-- start RECORDS FOR PROCESSING --

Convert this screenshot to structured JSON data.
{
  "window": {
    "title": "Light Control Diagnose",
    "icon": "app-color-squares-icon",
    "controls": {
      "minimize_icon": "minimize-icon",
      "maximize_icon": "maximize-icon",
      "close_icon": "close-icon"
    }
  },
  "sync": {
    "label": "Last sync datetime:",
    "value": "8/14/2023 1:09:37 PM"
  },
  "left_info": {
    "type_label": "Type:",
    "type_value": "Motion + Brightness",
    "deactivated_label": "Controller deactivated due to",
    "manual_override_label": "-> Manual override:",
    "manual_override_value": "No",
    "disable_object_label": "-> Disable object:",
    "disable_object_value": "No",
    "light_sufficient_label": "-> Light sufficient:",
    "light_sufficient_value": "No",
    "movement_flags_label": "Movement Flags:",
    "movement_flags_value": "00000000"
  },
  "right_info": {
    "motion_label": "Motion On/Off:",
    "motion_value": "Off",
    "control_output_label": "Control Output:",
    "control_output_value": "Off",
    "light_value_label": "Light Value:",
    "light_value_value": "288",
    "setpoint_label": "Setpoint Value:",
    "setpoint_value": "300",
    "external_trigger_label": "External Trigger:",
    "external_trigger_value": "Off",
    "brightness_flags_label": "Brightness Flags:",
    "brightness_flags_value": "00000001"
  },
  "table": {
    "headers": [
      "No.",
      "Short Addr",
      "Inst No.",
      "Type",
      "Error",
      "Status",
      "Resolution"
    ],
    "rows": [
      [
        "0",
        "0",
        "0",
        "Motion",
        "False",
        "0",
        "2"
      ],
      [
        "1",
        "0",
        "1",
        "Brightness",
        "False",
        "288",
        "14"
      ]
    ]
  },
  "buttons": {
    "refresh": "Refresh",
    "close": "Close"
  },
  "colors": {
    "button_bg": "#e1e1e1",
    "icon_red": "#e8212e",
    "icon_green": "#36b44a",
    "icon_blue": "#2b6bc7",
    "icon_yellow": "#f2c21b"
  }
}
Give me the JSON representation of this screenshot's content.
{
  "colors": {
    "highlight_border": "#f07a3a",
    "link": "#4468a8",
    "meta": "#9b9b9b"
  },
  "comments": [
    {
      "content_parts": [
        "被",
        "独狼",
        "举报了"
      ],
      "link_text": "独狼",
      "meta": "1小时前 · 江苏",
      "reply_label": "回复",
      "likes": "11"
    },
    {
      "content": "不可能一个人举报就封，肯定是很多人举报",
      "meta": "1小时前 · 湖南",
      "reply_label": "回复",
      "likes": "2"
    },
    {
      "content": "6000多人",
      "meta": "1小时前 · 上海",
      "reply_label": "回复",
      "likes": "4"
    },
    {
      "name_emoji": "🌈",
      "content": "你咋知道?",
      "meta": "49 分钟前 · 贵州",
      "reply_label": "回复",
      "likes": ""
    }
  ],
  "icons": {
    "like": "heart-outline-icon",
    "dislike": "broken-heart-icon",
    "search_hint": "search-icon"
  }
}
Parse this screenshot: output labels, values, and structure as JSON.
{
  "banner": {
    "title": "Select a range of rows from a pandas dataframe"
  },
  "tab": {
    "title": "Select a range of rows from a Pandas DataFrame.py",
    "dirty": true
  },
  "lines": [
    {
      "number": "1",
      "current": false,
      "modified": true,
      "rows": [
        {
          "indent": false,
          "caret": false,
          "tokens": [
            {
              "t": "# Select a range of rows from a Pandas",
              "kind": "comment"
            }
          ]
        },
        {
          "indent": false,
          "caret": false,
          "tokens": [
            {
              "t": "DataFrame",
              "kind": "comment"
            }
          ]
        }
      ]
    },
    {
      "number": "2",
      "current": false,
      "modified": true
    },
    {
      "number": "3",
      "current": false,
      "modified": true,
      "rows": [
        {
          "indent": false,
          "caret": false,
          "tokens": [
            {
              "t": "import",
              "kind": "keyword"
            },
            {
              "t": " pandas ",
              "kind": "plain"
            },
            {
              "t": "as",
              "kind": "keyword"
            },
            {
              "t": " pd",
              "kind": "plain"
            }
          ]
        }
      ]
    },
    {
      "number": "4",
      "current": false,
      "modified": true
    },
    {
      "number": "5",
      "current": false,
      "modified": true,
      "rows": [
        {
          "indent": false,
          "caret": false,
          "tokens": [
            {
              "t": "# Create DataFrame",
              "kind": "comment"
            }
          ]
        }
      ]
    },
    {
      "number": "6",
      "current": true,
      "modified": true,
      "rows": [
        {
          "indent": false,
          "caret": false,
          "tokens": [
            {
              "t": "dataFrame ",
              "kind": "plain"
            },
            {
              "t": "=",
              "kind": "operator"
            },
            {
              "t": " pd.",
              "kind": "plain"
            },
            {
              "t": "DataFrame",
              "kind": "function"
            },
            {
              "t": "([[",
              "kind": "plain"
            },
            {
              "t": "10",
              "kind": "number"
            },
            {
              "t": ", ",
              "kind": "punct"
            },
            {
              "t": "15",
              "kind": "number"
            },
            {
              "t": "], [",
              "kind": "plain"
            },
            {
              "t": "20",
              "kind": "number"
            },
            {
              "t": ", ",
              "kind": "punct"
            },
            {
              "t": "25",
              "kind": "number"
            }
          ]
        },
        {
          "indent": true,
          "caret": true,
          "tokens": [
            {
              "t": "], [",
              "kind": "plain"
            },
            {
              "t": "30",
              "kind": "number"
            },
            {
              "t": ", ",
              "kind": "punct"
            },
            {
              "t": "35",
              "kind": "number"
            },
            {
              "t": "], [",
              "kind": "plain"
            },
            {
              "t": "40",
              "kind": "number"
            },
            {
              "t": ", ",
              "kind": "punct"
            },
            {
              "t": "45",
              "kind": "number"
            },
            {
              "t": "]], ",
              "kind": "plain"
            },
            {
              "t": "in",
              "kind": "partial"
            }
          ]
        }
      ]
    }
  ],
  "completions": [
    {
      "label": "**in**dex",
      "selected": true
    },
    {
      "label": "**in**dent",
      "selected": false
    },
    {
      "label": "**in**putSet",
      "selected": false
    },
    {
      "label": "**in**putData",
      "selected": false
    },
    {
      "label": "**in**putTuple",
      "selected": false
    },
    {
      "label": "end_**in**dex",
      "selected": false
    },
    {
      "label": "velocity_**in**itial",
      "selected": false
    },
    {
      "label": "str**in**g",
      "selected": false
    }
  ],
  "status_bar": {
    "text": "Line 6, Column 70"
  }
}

-- end RECORDS FOR PROCESSING --

Give the listing again, word for word.

**RIGHT ANSWER**
Convert this screenshot to structured JSON data.
{
  "window": {
    "title": "Light Control Diagnose",
    "icon": "app-color-squares-icon",
    "controls": {
      "minimize_icon": "minimize-icon",
      "maximize_icon": "maximize-icon",
      "close_icon": "close-icon"
    }
  },
  "sync": {
    "label": "Last sync datetime:",
    "value": "8/14/2023 1:09:37 PM"
  },
  "left_info": {
    "type_label": "Type:",
    "type_value": "Motion + Brightness",
    "deactivated_label": "Controller deactivated due to",
    "manual_override_label": "-> Manual override:",
    "manual_override_value": "No",
    "disable_object_label": "-> Disable object:",
    "disable_object_value": "No",
    "light_sufficient_label": "-> Light sufficient:",
    "light_sufficient_value": "No",
    "movement_flags_label": "Movement Flags:",
    "movement_flags_value": "00000000"
  },
  "right_info": {
    "motion_label": "Motion On/Off:",
    "motion_value": "Off",
    "control_output_label": "Control Output:",
    "control_output_value": "Off",
    "light_value_label": "Light Value:",
    "light_value_value": "288",
    "setpoint_label": "Setpoint Value:",
    "setpoint_value": "300",
    "external_trigger_label": "External Trigger:",
    "external_trigger_value": "Off",
    "brightness_flags_label": "Brightness Flags:",
    "brightness_flags_value": "00000001"
  },
  "table": {
    "headers": [
      "No.",
      "Short Addr",
      "Inst No.",
      "Type",
      "Error",
      "Status",
      "Resolution"
    ],
    "rows": [
      [
        "0",
        "0",
        "0",
        "Motion",
        "False",
        "0",
        "2"
      ],
      [
        "1",
        "0",
        "1",
        "Brightness",
        "False",
        "288",
        "14"
      ]
    ]
  },
  "buttons": {
    "refresh": "Refresh",
    "close": "Close"
  },
  "colors": {
    "button_bg": "#e1e1e1",
    "icon_red": "#e8212e",
    "icon_green": "#36b44a",
    "icon_blue": "#2b6bc7",
    "icon_yellow": "#f2c21b"
  }
}
Give me the JSON representation of this screenshot's content.
{
  "colors": {
    "highlight_border": "#f07a3a",
    "link": "#4468a8",
    "meta": "#9b9b9b"
  },
  "comments": [
    {
      "content_parts": [
        "被",
        "独狼",
        "举报了"
      ],
      "link_text": "独狼",
      "meta": "1小时前 · 江苏",
      "reply_label": "回复",
      "likes": "11"
    },
    {
      "content": "不可能一个人举报就封，肯定是很多人举报",
      "meta": "1小时前 · 湖南",
      "reply_label": "回复",
      "likes": "2"
    },
    {
      "content": "6000多人",
      "meta": "1小时前 · 上海",
      "reply_label": "回复",
      "likes": "4"
    },
    {
      "name_emoji": "🌈",
      "content": "你咋知道?",
      "meta": "49 分钟前 · 贵州",
      "reply_label": "回复",
      "likes": ""
    }
  ],
  "icons": {
    "like": "heart-outline-icon",
    "dislike": "broken-heart-icon",
    "search_hint": "search-icon"
  }
}
Parse this screenshot: output labels, values, and structure as JSON.
{
  "banner": {
    "title": "Select a range of rows from a pandas dataframe"
  },
  "tab": {
    "title": "Select a range of rows from a Pandas DataFrame.py",
    "dirty": true
  },
  "lines": [
    {
      "number": "1",
      "current": false,
      "modified": true,
      "rows": [
        {
          "indent": false,
          "caret": false,
          "tokens": [
            {
              "t": "# Select a range of rows from a Pandas",
              "kind": "comment"
            }
          ]
        },
        {
          "indent": false,
          "caret": false,
          "tokens": [
            {
              "t": "DataFrame",
              "kind": "comment"
            }
          ]
        }
      ]
    },
    {
      "number": "2",
      "current": false,
      "modified": true
    },
    {
      "number": "3",
      "current": false,
      "modified": true,
      "rows": [
        {
          "indent": false,
          "caret": false,
          "tokens": [
            {
              "t": "import",
              "kind": "keyword"
            },
            {
              "t": " pandas ",
              "kind": "plain"
            },
            {
              "t": "as",
              "kind": "keyword"
            },
            {
              "t": " pd",
              "kind": "plain"
            }
          ]
        }
      ]
    },
    {
      "number": "4",
      "current": false,
      "modified": true
    },
    {
      "number": "5",
      "current": false,
      "modified": true,
      "rows": [
        {
          "indent": false,
          "caret": false,
          "tokens": [
            {
              "t": "# Create DataFrame",
              "kind": "comment"
            }
          ]
        }
      ]
    },
    {
      "number": "6",
      "current": true,
      "modified": true,
      "rows": [
        {
          "indent": false,
          "caret": false,
          "tokens": [
            {
              "t": "dataFrame ",
              "kind": "plain"
            },
            {
              "t": "=",
              "kind": "operator"
            },
            {
              "t": " pd.",
              "kind": "plain"
            },
            {
              "t": "DataFrame",
              "kind": "function"
            },
            {
              "t": "([[",
              "kind": "plain"
            },
            {
              "t": "10",
              "kind": "number"
            },
            {
              "t": ", ",
              "kind": "punct"
            },
            {
              "t": "15",
              "kind": "number"
            },
            {
              "t": "], [",
              "kind": "plain"
            },
            {
              "t": "20",
              "kind": "number"
            },
            {
              "t": ", ",
              "kind": "punct"
            },
            {
              "t": "25",
              "kind": "number"
            }
          ]
        },
        {
          "indent": true,
          "caret": true,
          "tokens": [
            {
              "t": "], [",
              "kind": "plain"
            },
            {
              "t": "30",
              "kind": "number"
            },
            {
              "t": ", ",
              "kind": "punct"
            },
            {
              "t": "35",
              "kind": "number"
            },
            {
              "t": "], [",
              "kind": "plain"
            },
            {
              "t": "40",
              "kind": "number"
            },
            {
              "t": ", ",
              "kind": "punct"
            },
            {
              "t": "45",
              "kind": "number"
            },
            {
              "t": "]], ",
              "kind": "plain"
            },
            {
              "t": "in",
              "kind": "partial"
            }
          ]
        }
      ]
    }
  ],
  "completions": [
    {
      "label": "**in**dex",
      "selected": true
    },
    {
      "label": "**in**dent",
      "selected": false
    },
    {
      "label": "**in**putSet",
      "selected": false
    },
    {
      "label": "**in**putData",
      "selected": false
    },
    {
      "label": "**in**putTuple",
      "selected": false
    },
    {
      "label": "end_**in**dex",
      "selected": false
    },
    {
      "label": "velocity_**in**itial",
      "selected": false
    },
    {
      "label": "str**in**g",
      "selected": false
    }
  ],
  "status_bar": {
    "text": "Line 6, Column 70"
  }
}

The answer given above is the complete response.